DIRECTIONS FOR THIS TASK
Retype every line of the records below, character for character.

INPUT DATA
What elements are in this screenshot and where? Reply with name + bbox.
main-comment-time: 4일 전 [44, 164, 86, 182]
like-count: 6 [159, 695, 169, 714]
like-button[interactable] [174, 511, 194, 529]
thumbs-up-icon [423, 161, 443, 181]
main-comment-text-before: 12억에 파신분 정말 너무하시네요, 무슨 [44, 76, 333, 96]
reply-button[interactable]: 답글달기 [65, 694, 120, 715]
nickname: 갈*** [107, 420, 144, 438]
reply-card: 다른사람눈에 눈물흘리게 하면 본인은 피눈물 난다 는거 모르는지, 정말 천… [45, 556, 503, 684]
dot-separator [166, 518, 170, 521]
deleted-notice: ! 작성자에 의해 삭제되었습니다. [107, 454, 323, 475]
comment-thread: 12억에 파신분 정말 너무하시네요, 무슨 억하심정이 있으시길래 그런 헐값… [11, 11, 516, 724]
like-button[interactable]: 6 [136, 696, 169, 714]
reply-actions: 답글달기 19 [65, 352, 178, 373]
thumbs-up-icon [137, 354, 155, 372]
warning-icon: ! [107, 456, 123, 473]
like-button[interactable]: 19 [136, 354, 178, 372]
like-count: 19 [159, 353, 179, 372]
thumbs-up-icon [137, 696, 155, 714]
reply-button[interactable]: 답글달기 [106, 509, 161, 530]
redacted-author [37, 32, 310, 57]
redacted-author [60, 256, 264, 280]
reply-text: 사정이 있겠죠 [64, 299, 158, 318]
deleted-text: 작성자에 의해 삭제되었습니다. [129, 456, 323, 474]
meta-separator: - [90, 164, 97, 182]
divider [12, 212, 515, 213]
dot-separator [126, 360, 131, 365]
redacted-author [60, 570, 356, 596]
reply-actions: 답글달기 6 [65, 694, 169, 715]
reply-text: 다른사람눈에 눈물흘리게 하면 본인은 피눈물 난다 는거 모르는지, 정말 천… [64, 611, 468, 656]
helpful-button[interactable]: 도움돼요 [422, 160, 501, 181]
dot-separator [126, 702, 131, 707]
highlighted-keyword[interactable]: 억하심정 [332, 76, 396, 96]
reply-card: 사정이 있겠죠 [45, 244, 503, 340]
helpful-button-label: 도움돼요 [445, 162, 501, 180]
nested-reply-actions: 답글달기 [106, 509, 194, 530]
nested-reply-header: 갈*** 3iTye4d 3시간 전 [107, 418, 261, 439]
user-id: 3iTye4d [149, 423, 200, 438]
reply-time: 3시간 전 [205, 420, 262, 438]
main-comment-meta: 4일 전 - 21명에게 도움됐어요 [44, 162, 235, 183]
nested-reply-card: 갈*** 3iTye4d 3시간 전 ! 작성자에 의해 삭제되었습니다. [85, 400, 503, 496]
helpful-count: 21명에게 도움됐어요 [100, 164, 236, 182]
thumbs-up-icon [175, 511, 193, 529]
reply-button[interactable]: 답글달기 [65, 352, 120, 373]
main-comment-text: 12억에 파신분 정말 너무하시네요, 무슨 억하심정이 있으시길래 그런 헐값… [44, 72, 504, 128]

OUTPUT OF THE EXERCISE
What elements are in this screenshot and where? Reply with name + bbox.
main-comment-time: 4일 전 [44, 164, 86, 182]
like-count: 6 [159, 695, 169, 714]
like-button[interactable] [174, 511, 194, 529]
thumbs-up-icon [423, 161, 443, 181]
main-comment-text-before: 12억에 파신분 정말 너무하시네요, 무슨 [44, 76, 333, 96]
reply-button[interactable]: 답글달기 [65, 694, 120, 715]
nickname: 갈*** [107, 420, 144, 438]
reply-card: 다른사람눈에 눈물흘리게 하면 본인은 피눈물 난다 는거 모르는지, 정말 천… [45, 556, 503, 684]
dot-separator [166, 518, 170, 521]
deleted-notice: ! 작성자에 의해 삭제되었습니다. [107, 454, 323, 475]
comment-thread: 12억에 파신분 정말 너무하시네요, 무슨 억하심정이 있으시길래 그런 헐값… [11, 11, 516, 724]
like-button[interactable]: 6 [136, 696, 169, 714]
reply-actions: 답글달기 19 [65, 352, 178, 373]
thumbs-up-icon [137, 354, 155, 372]
warning-icon: ! [107, 456, 123, 473]
like-button[interactable]: 19 [136, 354, 178, 372]
like-count: 19 [159, 353, 179, 372]
thumbs-up-icon [137, 696, 155, 714]
reply-button[interactable]: 답글달기 [106, 509, 161, 530]
redacted-author [37, 32, 310, 57]
redacted-author [60, 256, 264, 280]
reply-text: 사정이 있겠죠 [64, 299, 158, 318]
deleted-text: 작성자에 의해 삭제되었습니다. [129, 456, 323, 474]
meta-separator: - [90, 164, 97, 182]
divider [12, 212, 515, 213]
dot-separator [126, 360, 131, 365]
redacted-author [60, 570, 356, 596]
reply-actions: 답글달기 6 [65, 694, 169, 715]
reply-text: 다른사람눈에 눈물흘리게 하면 본인은 피눈물 난다 는거 모르는지, 정말 천… [64, 611, 468, 656]
helpful-button[interactable]: 도움돼요 [422, 160, 501, 181]
dot-separator [126, 702, 131, 707]
highlighted-keyword[interactable]: 억하심정 [332, 76, 396, 96]
reply-card: 사정이 있겠죠 [45, 244, 503, 340]
helpful-button-label: 도움돼요 [445, 162, 501, 180]
nested-reply-actions: 답글달기 [106, 509, 194, 530]
nested-reply-header: 갈*** 3iTye4d 3시간 전 [107, 418, 261, 439]
user-id: 3iTye4d [149, 423, 200, 438]
reply-time: 3시간 전 [205, 420, 262, 438]
main-comment-meta: 4일 전 - 21명에게 도움됐어요 [44, 162, 235, 183]
nested-reply-card: 갈*** 3iTye4d 3시간 전 ! 작성자에 의해 삭제되었습니다. [85, 400, 503, 496]
helpful-count: 21명에게 도움됐어요 [100, 164, 236, 182]
thumbs-up-icon [175, 511, 193, 529]
reply-button[interactable]: 답글달기 [65, 352, 120, 373]
main-comment-text: 12억에 파신분 정말 너무하시네요, 무슨 억하심정이 있으시길래 그런 헐값… [44, 72, 504, 128]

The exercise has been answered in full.